* Exercise: Could you change every "synopsis" in the material below to "summary" and give all the lines back with nothing else altered?

* Input material:
+---+
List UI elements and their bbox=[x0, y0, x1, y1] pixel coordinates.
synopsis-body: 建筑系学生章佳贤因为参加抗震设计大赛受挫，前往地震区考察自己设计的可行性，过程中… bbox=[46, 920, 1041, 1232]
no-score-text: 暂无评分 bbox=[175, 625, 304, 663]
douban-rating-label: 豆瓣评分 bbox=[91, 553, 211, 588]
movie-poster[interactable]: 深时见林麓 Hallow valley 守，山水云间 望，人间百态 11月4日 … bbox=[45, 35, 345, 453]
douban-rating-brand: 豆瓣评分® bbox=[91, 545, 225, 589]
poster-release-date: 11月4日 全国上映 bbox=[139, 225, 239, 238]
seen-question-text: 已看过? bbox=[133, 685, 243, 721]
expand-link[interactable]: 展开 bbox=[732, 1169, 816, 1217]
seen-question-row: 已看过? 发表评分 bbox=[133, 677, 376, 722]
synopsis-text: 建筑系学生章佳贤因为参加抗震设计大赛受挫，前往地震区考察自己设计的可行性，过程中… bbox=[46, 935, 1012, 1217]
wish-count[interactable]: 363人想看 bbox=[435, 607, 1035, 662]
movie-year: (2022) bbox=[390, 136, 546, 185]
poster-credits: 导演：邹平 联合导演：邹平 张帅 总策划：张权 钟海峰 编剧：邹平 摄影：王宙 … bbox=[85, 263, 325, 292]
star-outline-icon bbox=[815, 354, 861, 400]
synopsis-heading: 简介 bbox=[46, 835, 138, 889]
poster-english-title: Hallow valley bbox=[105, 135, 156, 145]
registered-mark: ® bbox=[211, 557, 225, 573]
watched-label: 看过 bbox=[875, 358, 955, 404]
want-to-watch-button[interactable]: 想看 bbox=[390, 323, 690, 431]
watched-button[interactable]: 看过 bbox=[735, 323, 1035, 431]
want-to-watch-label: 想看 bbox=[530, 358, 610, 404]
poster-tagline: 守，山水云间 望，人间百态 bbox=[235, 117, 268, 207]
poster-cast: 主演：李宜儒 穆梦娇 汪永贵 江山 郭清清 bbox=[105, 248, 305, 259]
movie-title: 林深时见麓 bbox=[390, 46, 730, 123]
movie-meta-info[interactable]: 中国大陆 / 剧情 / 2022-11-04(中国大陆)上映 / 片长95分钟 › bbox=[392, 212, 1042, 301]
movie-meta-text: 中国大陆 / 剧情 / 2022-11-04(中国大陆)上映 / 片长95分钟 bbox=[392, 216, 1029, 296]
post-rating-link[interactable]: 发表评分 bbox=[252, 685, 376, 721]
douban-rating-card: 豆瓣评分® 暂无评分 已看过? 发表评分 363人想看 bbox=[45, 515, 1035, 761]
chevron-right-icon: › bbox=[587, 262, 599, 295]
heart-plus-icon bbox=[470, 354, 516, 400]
+---+
* Exercise output:
List UI elements and their bbox=[x0, y0, x1, y1] pixel coordinates.
summary-body: 建筑系学生章佳贤因为参加抗震设计大赛受挫，前往地震区考察自己设计的可行性，过程中… bbox=[46, 920, 1041, 1232]
no-score-text: 暂无评分 bbox=[175, 625, 304, 663]
douban-rating-label: 豆瓣评分 bbox=[91, 553, 211, 588]
movie-poster[interactable]: 深时见林麓 Hallow valley 守，山水云间 望，人间百态 11月4日 … bbox=[45, 35, 345, 453]
douban-rating-brand: 豆瓣评分® bbox=[91, 545, 225, 589]
poster-release-date: 11月4日 全国上映 bbox=[139, 225, 239, 238]
seen-question-text: 已看过? bbox=[133, 685, 243, 721]
expand-link[interactable]: 展开 bbox=[732, 1169, 816, 1217]
seen-question-row: 已看过? 发表评分 bbox=[133, 677, 376, 722]
summary-text: 建筑系学生章佳贤因为参加抗震设计大赛受挫，前往地震区考察自己设计的可行性，过程中… bbox=[46, 935, 1012, 1217]
wish-count[interactable]: 363人想看 bbox=[435, 607, 1035, 662]
movie-year: (2022) bbox=[390, 136, 546, 185]
poster-credits: 导演：邹平 联合导演：邹平 张帅 总策划：张权 钟海峰 编剧：邹平 摄影：王宙 … bbox=[85, 263, 325, 292]
star-outline-icon bbox=[815, 354, 861, 400]
summary-heading: 简介 bbox=[46, 835, 138, 889]
poster-english-title: Hallow valley bbox=[105, 135, 156, 145]
registered-mark: ® bbox=[211, 557, 225, 573]
watched-label: 看过 bbox=[875, 358, 955, 404]
want-to-watch-button[interactable]: 想看 bbox=[390, 323, 690, 431]
watched-button[interactable]: 看过 bbox=[735, 323, 1035, 431]
want-to-watch-label: 想看 bbox=[530, 358, 610, 404]
poster-tagline: 守，山水云间 望，人间百态 bbox=[235, 117, 268, 207]
poster-cast: 主演：李宜儒 穆梦娇 汪永贵 江山 郭清清 bbox=[105, 248, 305, 259]
movie-title: 林深时见麓 bbox=[390, 46, 730, 123]
movie-meta-info[interactable]: 中国大陆 / 剧情 / 2022-11-04(中国大陆)上映 / 片长95分钟 › bbox=[392, 212, 1042, 301]
movie-meta-text: 中国大陆 / 剧情 / 2022-11-04(中国大陆)上映 / 片长95分钟 bbox=[392, 216, 1029, 296]
post-rating-link[interactable]: 发表评分 bbox=[252, 685, 376, 721]
douban-rating-card: 豆瓣评分® 暂无评分 已看过? 发表评分 363人想看 bbox=[45, 515, 1035, 761]
chevron-right-icon: › bbox=[587, 262, 599, 295]
heart-plus-icon bbox=[470, 354, 516, 400]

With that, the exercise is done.